### REQUIREMENTS
Lines containing the word "hypometh" are to be located and copied.

** BEGIN AVAILABLE RECORDS **

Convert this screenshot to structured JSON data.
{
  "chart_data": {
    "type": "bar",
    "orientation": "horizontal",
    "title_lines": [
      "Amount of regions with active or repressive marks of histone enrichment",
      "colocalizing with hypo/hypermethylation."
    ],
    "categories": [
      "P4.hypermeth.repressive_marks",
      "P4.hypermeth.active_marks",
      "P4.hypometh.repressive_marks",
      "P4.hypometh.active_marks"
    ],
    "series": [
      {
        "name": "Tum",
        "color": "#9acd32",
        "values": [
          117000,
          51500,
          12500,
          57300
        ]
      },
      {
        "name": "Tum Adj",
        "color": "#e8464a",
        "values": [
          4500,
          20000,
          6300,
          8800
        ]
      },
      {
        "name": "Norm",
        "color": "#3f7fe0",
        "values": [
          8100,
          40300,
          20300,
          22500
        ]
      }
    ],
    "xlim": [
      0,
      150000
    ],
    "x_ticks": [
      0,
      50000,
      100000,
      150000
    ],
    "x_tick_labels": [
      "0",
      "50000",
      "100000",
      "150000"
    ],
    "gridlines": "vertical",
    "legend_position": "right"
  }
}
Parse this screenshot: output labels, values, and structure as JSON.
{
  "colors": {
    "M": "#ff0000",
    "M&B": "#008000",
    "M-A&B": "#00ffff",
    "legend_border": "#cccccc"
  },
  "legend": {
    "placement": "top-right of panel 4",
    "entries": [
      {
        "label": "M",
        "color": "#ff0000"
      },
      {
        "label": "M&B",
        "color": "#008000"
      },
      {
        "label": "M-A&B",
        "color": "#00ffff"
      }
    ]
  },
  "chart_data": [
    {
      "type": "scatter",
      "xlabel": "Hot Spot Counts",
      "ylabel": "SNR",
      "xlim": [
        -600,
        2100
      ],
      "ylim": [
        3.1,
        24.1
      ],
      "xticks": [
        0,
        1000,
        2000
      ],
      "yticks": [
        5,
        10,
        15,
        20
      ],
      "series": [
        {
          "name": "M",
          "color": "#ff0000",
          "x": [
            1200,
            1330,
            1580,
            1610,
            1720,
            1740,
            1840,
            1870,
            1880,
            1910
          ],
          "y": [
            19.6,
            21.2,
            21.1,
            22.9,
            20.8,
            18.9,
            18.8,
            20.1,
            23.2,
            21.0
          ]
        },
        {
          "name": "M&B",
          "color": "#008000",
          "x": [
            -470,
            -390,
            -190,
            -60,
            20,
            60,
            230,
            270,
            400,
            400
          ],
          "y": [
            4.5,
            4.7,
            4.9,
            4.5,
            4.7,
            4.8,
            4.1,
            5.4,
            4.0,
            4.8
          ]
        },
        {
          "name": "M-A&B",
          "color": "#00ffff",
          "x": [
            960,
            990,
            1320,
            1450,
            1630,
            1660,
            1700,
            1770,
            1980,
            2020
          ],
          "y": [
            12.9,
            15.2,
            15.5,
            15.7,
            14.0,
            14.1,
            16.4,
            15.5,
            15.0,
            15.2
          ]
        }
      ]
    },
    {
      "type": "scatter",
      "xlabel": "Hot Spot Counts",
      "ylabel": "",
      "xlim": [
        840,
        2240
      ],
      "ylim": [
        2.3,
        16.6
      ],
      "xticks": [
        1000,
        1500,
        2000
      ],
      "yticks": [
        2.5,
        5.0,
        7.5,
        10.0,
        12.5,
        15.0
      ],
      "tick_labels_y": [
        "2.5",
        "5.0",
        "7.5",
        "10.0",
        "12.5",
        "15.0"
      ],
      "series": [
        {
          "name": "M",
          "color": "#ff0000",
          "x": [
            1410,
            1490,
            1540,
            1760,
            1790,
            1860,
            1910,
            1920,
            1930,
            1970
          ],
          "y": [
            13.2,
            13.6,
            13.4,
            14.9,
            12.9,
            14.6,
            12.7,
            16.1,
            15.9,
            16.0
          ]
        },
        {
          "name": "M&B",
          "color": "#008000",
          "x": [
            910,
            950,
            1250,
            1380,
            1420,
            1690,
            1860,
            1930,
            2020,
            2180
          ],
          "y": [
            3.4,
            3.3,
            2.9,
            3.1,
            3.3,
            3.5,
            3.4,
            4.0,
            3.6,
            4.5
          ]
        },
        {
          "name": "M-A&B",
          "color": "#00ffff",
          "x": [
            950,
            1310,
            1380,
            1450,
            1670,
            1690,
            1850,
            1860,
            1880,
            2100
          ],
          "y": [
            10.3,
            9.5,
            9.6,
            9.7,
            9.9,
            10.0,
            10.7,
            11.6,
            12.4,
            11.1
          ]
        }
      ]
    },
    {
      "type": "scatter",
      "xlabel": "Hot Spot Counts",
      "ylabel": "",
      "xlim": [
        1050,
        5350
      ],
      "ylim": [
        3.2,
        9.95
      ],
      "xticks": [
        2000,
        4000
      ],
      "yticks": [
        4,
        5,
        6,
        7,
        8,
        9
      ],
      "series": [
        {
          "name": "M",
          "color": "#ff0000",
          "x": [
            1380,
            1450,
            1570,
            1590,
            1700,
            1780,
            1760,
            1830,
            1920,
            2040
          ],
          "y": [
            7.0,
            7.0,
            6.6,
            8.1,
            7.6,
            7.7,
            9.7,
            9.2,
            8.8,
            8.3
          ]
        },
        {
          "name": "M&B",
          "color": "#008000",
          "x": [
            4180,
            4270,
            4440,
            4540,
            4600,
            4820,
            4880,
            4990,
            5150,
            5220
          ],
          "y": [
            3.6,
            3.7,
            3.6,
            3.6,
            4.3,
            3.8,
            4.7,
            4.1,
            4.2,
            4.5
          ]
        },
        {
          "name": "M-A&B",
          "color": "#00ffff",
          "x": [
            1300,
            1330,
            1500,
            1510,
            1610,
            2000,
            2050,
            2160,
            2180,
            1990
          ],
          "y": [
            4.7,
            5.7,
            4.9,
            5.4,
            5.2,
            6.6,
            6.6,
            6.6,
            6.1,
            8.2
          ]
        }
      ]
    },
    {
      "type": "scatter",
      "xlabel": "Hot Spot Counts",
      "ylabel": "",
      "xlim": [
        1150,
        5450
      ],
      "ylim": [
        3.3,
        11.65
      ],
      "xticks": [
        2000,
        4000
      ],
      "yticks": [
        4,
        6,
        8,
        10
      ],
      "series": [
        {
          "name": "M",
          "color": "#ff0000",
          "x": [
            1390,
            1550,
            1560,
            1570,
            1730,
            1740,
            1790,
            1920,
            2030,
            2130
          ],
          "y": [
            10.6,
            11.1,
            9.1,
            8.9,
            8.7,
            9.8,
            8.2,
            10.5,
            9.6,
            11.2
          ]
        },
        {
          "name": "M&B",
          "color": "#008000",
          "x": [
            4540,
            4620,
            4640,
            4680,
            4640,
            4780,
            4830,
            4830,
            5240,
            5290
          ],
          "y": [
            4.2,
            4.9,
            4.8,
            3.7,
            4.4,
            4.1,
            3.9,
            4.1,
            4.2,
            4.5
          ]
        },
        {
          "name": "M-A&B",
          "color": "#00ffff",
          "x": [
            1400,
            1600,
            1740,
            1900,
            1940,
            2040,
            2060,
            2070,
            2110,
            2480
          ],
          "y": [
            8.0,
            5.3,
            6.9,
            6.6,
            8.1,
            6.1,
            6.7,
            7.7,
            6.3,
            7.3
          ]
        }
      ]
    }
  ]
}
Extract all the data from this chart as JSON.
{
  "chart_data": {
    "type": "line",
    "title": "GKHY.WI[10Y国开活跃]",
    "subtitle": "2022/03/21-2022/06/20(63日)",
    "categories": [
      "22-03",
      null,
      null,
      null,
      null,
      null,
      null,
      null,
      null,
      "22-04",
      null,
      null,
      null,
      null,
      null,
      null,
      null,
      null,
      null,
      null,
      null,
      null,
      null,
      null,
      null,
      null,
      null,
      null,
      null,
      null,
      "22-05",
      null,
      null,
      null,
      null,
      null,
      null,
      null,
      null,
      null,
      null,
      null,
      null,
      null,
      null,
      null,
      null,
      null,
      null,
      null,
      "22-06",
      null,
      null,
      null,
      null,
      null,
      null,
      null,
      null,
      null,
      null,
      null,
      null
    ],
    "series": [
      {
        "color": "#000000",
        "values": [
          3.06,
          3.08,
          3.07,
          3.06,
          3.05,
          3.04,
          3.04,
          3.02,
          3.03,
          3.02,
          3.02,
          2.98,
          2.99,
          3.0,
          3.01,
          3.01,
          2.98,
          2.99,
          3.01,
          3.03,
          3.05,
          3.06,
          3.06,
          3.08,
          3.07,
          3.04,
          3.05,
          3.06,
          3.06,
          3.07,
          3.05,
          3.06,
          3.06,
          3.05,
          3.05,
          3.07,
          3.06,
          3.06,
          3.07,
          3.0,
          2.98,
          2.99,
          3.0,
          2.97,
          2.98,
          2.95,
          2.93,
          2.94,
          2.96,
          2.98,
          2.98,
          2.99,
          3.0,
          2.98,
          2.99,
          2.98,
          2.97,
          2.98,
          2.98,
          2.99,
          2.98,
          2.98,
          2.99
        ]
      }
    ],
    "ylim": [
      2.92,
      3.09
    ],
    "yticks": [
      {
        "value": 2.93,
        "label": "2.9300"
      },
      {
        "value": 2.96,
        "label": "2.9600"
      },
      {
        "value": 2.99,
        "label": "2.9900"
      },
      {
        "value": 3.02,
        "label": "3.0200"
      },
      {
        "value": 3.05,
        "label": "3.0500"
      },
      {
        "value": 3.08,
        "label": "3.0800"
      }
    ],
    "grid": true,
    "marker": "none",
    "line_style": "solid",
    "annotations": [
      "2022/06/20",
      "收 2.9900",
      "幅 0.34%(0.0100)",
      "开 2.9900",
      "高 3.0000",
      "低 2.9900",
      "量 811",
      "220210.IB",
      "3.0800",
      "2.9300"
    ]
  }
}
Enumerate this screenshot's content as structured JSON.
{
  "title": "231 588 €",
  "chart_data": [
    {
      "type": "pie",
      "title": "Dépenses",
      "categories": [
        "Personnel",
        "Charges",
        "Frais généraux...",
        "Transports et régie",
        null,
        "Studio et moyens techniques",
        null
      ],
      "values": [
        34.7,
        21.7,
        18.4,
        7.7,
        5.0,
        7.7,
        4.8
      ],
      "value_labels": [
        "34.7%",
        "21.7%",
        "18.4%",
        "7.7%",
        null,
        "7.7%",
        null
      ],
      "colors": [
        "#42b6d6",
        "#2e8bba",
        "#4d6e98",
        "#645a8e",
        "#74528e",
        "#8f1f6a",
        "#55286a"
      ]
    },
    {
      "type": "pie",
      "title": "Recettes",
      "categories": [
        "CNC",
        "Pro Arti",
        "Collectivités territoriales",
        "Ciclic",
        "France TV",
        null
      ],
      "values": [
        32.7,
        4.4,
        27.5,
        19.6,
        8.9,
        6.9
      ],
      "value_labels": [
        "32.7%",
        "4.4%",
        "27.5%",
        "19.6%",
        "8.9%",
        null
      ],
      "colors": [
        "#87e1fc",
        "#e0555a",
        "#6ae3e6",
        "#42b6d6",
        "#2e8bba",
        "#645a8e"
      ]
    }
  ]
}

** END AVAILABLE RECORDS **

### THE SOLUTION
      "P4.hypometh.repressive_marks",
      "P4.hypometh.active_marks"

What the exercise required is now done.